Stored records:
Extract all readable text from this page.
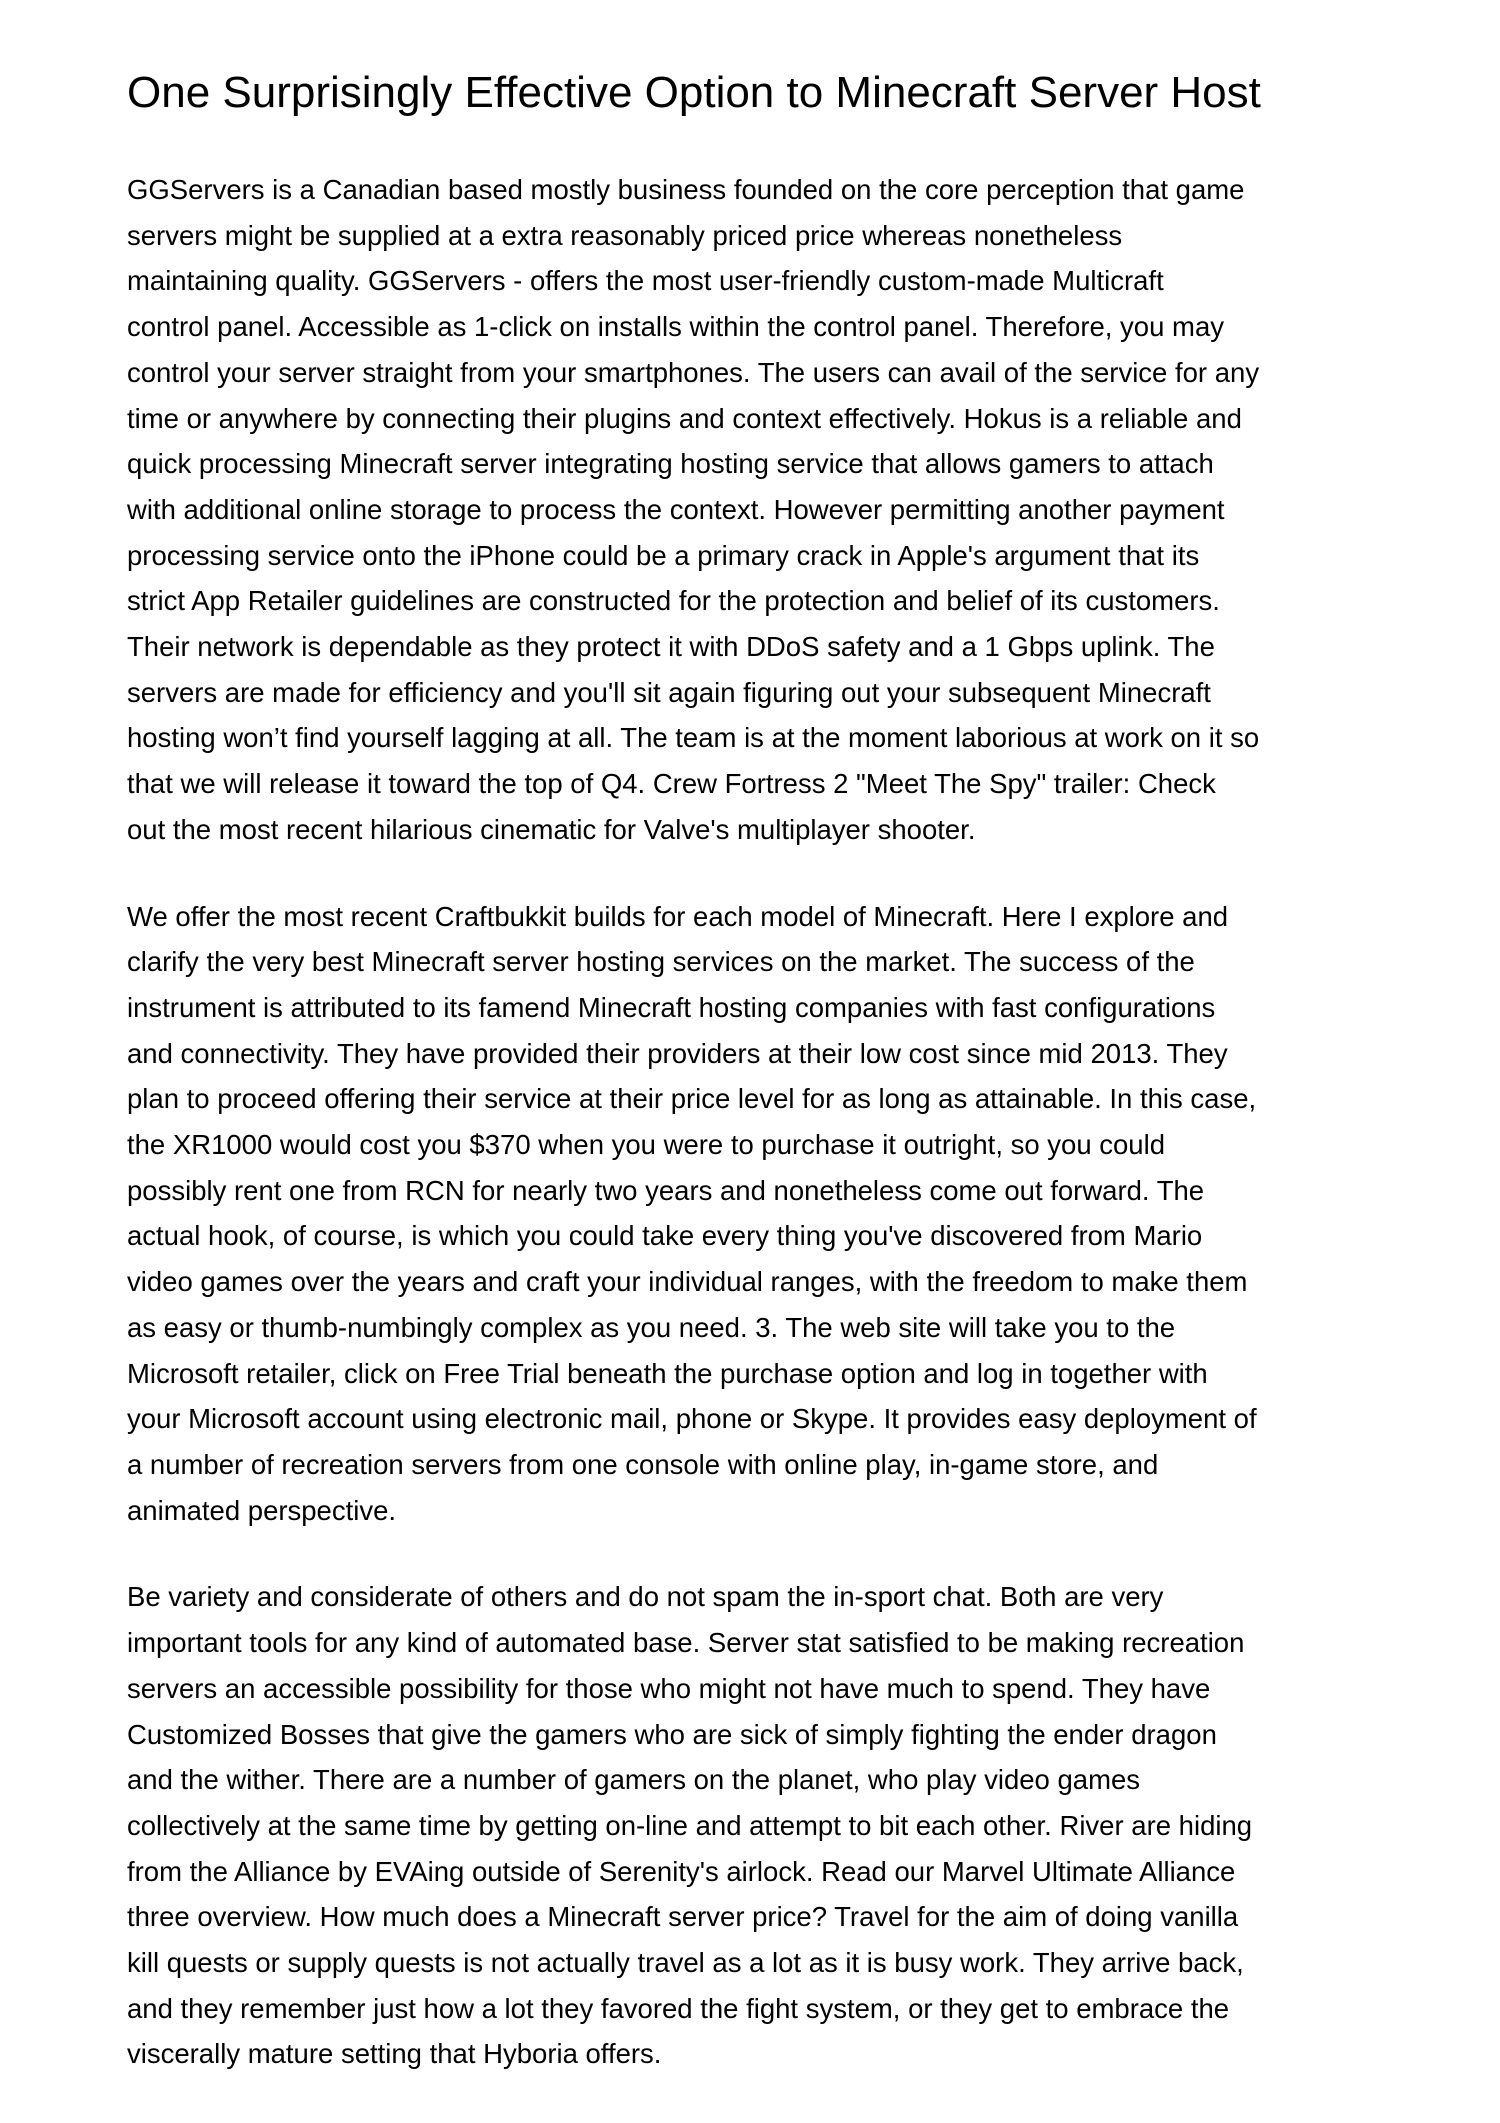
One Surprisingly Effective Option to Minecraft Server Host

GGServers is a Canadian based mostly business founded on the core perception that game
servers might be supplied at a extra reasonably priced price whereas nonetheless
maintaining quality. GGServers - offers the most user-friendly custom-made Multicraft
control panel. Accessible as 1-click on installs within the control panel. Therefore, you may
control your server straight from your smartphones. The users can avail of the service for any
time or anywhere by connecting their plugins and context effectively. Hokus is a reliable and
quick processing Minecraft server integrating hosting service that allows gamers to attach
with additional online storage to process the context. However permitting another payment
processing service onto the iPhone could be a primary crack in Apple's argument that its
strict App Retailer guidelines are constructed for the protection and belief of its customers.
Their network is dependable as they protect it with DDoS safety and a 1 Gbps uplink. The
servers are made for efficiency and you'll sit again figuring out your subsequent Minecraft
hosting won’t find yourself lagging at all. The team is at the moment laborious at work on it so
that we will release it toward the top of Q4. Crew Fortress 2 "Meet The Spy" trailer: Check
out the most recent hilarious cinematic for Valve's multiplayer shooter.

We offer the most recent Craftbukkit builds for each model of Minecraft. Here I explore and
clarify the very best Minecraft server hosting services on the market. The success of the
instrument is attributed to its famend Minecraft hosting companies with fast configurations
and connectivity. They have provided their providers at their low cost since mid 2013. They
plan to proceed offering their service at their price level for as long as attainable. In this case,
the XR1000 would cost you $370 when you were to purchase it outright, so you could
possibly rent one from RCN for nearly two years and nonetheless come out forward. The
actual hook, of course, is which you could take every thing you've discovered from Mario
video games over the years and craft your individual ranges, with the freedom to make them
as easy or thumb-numbingly complex as you need. 3. The web site will take you to the
Microsoft retailer, click on Free Trial beneath the purchase option and log in together with
your Microsoft account using electronic mail, phone or Skype. It provides easy deployment of
a number of recreation servers from one console with online play, in-game store, and
animated perspective.

Be variety and considerate of others and do not spam the in-sport chat. Both are very
important tools for any kind of automated base. Server stat satisfied to be making recreation
servers an accessible possibility for those who might not have much to spend. They have
Customized Bosses that give the gamers who are sick of simply fighting the ender dragon
and the wither. There are a number of gamers on the planet, who play video games
collectively at the same time by getting on-line and attempt to bit each other. River are hiding
from the Alliance by EVAing outside of Serenity's airlock. Read our Marvel Ultimate Alliance
three overview. How much does a Minecraft server price? Travel for the aim of doing vanilla
kill quests or supply quests is not actually travel as a lot as it is busy work. They arrive back,
and they remember just how a lot they favored the fight system, or they get to embrace the
viscerally mature setting that Hyboria offers.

*GIVEN INSTRUCTION:* Say how many lines of the data include the word "games". Nothing other than the number should be given.

*SOLVED PROBLEM:* 2